**Exercise details:**
Set down all of the data exactly as it appears.

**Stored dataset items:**
|---|

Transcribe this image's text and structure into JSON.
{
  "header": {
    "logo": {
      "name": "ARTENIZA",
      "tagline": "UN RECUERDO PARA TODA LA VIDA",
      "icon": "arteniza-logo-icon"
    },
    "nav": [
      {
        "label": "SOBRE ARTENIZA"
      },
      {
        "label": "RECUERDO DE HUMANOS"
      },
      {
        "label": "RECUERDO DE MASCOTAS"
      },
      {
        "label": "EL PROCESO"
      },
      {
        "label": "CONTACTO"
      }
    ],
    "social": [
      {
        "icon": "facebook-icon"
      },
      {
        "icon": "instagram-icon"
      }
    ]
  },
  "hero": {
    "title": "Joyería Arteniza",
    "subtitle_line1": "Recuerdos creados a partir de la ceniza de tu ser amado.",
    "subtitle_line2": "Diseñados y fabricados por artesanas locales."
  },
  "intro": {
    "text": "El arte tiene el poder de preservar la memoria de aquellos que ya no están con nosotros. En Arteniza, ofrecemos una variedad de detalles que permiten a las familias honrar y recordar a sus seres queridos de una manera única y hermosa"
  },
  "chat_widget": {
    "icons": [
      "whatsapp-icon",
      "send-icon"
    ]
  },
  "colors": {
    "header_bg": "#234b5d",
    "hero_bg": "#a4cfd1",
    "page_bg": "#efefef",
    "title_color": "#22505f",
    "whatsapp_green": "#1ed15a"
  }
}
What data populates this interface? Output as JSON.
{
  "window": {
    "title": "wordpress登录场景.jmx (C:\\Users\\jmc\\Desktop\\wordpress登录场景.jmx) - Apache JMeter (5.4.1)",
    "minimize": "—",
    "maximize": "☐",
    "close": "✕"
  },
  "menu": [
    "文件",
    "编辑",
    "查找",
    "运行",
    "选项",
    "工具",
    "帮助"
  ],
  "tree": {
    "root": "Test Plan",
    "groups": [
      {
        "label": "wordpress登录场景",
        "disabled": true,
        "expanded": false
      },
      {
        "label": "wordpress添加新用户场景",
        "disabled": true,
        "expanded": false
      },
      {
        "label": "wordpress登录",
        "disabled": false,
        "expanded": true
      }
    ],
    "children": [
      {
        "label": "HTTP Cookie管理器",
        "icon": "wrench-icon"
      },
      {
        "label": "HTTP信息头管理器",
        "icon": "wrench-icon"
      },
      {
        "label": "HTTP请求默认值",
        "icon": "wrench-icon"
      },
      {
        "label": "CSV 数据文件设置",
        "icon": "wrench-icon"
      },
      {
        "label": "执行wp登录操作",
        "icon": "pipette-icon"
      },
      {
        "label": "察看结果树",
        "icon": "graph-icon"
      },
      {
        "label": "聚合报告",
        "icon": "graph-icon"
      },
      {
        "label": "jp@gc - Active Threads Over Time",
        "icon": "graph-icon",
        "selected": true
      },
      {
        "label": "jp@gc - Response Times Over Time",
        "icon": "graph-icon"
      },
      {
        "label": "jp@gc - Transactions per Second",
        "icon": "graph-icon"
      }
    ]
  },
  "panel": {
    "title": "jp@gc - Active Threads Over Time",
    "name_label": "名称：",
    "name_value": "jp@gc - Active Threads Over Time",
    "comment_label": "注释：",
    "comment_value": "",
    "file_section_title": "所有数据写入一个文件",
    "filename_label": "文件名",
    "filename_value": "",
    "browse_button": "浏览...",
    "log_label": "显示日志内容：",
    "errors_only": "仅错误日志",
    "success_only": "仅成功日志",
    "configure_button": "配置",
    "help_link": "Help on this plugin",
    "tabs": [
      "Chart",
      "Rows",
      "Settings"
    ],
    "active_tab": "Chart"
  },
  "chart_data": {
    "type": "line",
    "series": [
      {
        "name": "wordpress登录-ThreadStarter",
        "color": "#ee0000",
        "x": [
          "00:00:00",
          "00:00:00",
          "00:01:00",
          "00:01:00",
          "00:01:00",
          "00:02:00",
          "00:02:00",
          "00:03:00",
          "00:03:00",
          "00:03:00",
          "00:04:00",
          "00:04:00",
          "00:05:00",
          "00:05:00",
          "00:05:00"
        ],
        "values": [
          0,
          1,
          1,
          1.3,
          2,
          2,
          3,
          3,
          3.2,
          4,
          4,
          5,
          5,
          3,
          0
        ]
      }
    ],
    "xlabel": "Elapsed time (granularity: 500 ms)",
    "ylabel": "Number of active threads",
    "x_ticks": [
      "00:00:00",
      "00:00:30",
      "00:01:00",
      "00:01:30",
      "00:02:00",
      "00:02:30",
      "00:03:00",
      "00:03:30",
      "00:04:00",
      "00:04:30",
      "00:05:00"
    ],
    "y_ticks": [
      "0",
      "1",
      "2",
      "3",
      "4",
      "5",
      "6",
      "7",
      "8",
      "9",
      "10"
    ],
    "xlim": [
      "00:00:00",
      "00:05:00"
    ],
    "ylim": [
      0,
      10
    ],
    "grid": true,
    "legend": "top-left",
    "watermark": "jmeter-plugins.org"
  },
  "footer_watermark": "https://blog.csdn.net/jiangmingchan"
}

|---|

**Task answer:**
Transcribe this image's text and structure into JSON.
{
  "header": {
    "logo": {
      "name": "ARTENIZA",
      "tagline": "UN RECUERDO PARA TODA LA VIDA",
      "icon": "arteniza-logo-icon"
    },
    "nav": [
      {
        "label": "SOBRE ARTENIZA"
      },
      {
        "label": "RECUERDO DE HUMANOS"
      },
      {
        "label": "RECUERDO DE MASCOTAS"
      },
      {
        "label": "EL PROCESO"
      },
      {
        "label": "CONTACTO"
      }
    ],
    "social": [
      {
        "icon": "facebook-icon"
      },
      {
        "icon": "instagram-icon"
      }
    ]
  },
  "hero": {
    "title": "Joyería Arteniza",
    "subtitle_line1": "Recuerdos creados a partir de la ceniza de tu ser amado.",
    "subtitle_line2": "Diseñados y fabricados por artesanas locales."
  },
  "intro": {
    "text": "El arte tiene el poder de preservar la memoria de aquellos que ya no están con nosotros. En Arteniza, ofrecemos una variedad de detalles que permiten a las familias honrar y recordar a sus seres queridos de una manera única y hermosa"
  },
  "chat_widget": {
    "icons": [
      "whatsapp-icon",
      "send-icon"
    ]
  },
  "colors": {
    "header_bg": "#234b5d",
    "hero_bg": "#a4cfd1",
    "page_bg": "#efefef",
    "title_color": "#22505f",
    "whatsapp_green": "#1ed15a"
  }
}
What data populates this interface? Output as JSON.
{
  "window": {
    "title": "wordpress登录场景.jmx (C:\\Users\\jmc\\Desktop\\wordpress登录场景.jmx) - Apache JMeter (5.4.1)",
    "minimize": "—",
    "maximize": "☐",
    "close": "✕"
  },
  "menu": [
    "文件",
    "编辑",
    "查找",
    "运行",
    "选项",
    "工具",
    "帮助"
  ],
  "tree": {
    "root": "Test Plan",
    "groups": [
      {
        "label": "wordpress登录场景",
        "disabled": true,
        "expanded": false
      },
      {
        "label": "wordpress添加新用户场景",
        "disabled": true,
        "expanded": false
      },
      {
        "label": "wordpress登录",
        "disabled": false,
        "expanded": true
      }
    ],
    "children": [
      {
        "label": "HTTP Cookie管理器",
        "icon": "wrench-icon"
      },
      {
        "label": "HTTP信息头管理器",
        "icon": "wrench-icon"
      },
      {
        "label": "HTTP请求默认值",
        "icon": "wrench-icon"
      },
      {
        "label": "CSV 数据文件设置",
        "icon": "wrench-icon"
      },
      {
        "label": "执行wp登录操作",
        "icon": "pipette-icon"
      },
      {
        "label": "察看结果树",
        "icon": "graph-icon"
      },
      {
        "label": "聚合报告",
        "icon": "graph-icon"
      },
      {
        "label": "jp@gc - Active Threads Over Time",
        "icon": "graph-icon",
        "selected": true
      },
      {
        "label": "jp@gc - Response Times Over Time",
        "icon": "graph-icon"
      },
      {
        "label": "jp@gc - Transactions per Second",
        "icon": "graph-icon"
      }
    ]
  },
  "panel": {
    "title": "jp@gc - Active Threads Over Time",
    "name_label": "名称：",
    "name_value": "jp@gc - Active Threads Over Time",
    "comment_label": "注释：",
    "comment_value": "",
    "file_section_title": "所有数据写入一个文件",
    "filename_label": "文件名",
    "filename_value": "",
    "browse_button": "浏览...",
    "log_label": "显示日志内容：",
    "errors_only": "仅错误日志",
    "success_only": "仅成功日志",
    "configure_button": "配置",
    "help_link": "Help on this plugin",
    "tabs": [
      "Chart",
      "Rows",
      "Settings"
    ],
    "active_tab": "Chart"
  },
  "chart_data": {
    "type": "line",
    "series": [
      {
        "name": "wordpress登录-ThreadStarter",
        "color": "#ee0000",
        "x": [
          "00:00:00",
          "00:00:00",
          "00:01:00",
          "00:01:00",
          "00:01:00",
          "00:02:00",
          "00:02:00",
          "00:03:00",
          "00:03:00",
          "00:03:00",
          "00:04:00",
          "00:04:00",
          "00:05:00",
          "00:05:00",
          "00:05:00"
        ],
        "values": [
          0,
          1,
          1,
          1.3,
          2,
          2,
          3,
          3,
          3.2,
          4,
          4,
          5,
          5,
          3,
          0
        ]
      }
    ],
    "xlabel": "Elapsed time (granularity: 500 ms)",
    "ylabel": "Number of active threads",
    "x_ticks": [
      "00:00:00",
      "00:00:30",
      "00:01:00",
      "00:01:30",
      "00:02:00",
      "00:02:30",
      "00:03:00",
      "00:03:30",
      "00:04:00",
      "00:04:30",
      "00:05:00"
    ],
    "y_ticks": [
      "0",
      "1",
      "2",
      "3",
      "4",
      "5",
      "6",
      "7",
      "8",
      "9",
      "10"
    ],
    "xlim": [
      "00:00:00",
      "00:05:00"
    ],
    "ylim": [
      0,
      10
    ],
    "grid": true,
    "legend": "top-left",
    "watermark": "jmeter-plugins.org"
  },
  "footer_watermark": "https://blog.csdn.net/jiangmingchan"
}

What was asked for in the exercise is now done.